• [EXERCISE AIM]:
Write out, unchanged, the lines from the one holding "Output the text content of this document." to the close of the listing. Both the first and last lines belong in it.

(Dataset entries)
[BEGIN]

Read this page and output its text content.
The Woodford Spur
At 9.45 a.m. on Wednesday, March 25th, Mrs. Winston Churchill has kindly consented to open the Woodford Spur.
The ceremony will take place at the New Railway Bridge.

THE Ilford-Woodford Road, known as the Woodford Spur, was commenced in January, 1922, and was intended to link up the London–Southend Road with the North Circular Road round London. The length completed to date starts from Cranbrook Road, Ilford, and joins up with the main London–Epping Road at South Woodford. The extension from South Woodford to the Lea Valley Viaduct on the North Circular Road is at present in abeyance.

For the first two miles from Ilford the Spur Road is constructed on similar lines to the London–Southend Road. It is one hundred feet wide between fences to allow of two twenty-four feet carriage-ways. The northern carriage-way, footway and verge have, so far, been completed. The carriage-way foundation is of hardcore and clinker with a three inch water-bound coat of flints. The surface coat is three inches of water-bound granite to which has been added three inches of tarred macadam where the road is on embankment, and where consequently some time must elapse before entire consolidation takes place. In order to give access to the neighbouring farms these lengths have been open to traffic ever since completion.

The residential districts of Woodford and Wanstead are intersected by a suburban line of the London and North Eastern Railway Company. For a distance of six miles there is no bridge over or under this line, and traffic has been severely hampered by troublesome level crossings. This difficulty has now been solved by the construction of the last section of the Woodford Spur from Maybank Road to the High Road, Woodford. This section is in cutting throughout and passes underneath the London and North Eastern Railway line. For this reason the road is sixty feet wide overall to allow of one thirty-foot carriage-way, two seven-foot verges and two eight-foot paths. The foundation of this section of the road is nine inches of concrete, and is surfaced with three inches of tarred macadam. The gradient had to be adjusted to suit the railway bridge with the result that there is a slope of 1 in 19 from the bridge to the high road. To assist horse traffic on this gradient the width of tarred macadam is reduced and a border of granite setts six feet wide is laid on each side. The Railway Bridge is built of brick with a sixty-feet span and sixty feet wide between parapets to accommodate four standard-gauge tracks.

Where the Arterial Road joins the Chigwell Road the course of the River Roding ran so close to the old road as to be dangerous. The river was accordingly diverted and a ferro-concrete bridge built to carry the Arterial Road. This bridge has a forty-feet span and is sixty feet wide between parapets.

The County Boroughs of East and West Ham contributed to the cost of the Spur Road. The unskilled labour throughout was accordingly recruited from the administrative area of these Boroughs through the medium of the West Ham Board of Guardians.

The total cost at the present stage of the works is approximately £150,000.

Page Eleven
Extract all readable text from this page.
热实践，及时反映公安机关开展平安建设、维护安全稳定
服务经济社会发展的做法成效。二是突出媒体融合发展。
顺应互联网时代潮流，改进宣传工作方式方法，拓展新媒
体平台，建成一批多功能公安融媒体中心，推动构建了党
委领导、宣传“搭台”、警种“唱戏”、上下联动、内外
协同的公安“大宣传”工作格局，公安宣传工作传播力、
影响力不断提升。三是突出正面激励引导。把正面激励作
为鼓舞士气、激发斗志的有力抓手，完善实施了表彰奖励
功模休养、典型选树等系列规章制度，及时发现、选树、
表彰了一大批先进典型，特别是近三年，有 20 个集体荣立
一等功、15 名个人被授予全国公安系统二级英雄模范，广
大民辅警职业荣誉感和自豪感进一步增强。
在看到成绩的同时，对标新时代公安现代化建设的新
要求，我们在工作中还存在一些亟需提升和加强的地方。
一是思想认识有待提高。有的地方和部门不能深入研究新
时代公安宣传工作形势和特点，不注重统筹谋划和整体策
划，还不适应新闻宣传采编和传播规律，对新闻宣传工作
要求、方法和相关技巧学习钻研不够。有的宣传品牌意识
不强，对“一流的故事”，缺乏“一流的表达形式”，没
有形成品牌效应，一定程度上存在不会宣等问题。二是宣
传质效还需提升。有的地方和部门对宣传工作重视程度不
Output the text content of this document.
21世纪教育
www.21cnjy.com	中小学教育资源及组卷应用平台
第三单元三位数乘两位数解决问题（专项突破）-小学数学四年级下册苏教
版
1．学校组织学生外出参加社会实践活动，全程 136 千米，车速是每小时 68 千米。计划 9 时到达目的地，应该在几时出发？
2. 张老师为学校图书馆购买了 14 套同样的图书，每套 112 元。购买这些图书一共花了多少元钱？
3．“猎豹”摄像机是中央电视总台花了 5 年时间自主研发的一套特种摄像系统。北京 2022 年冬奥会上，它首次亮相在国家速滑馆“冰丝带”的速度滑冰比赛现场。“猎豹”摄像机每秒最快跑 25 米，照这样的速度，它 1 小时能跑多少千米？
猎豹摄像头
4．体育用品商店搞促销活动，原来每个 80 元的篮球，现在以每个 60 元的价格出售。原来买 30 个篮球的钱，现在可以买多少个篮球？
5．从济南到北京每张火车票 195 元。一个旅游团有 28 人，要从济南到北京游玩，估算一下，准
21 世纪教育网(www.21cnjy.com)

[END]

• [THE RESULT]:
Output the text content of this document.
21世纪教育
www.21cnjy.com	中小学教育资源及组卷应用平台
第三单元三位数乘两位数解决问题（专项突破）-小学数学四年级下册苏教
版
1．学校组织学生外出参加社会实践活动，全程 136 千米，车速是每小时 68 千米。计划 9 时到达目的地，应该在几时出发？
2. 张老师为学校图书馆购买了 14 套同样的图书，每套 112 元。购买这些图书一共花了多少元钱？
3．“猎豹”摄像机是中央电视总台花了 5 年时间自主研发的一套特种摄像系统。北京 2022 年冬奥会上，它首次亮相在国家速滑馆“冰丝带”的速度滑冰比赛现场。“猎豹”摄像机每秒最快跑 25 米，照这样的速度，它 1 小时能跑多少千米？
猎豹摄像头
4．体育用品商店搞促销活动，原来每个 80 元的篮球，现在以每个 60 元的价格出售。原来买 30 个篮球的钱，现在可以买多少个篮球？
5．从济南到北京每张火车票 195 元。一个旅游团有 28 人，要从济南到北京游玩，估算一下，准
21 世纪教育网(www.21cnjy.com)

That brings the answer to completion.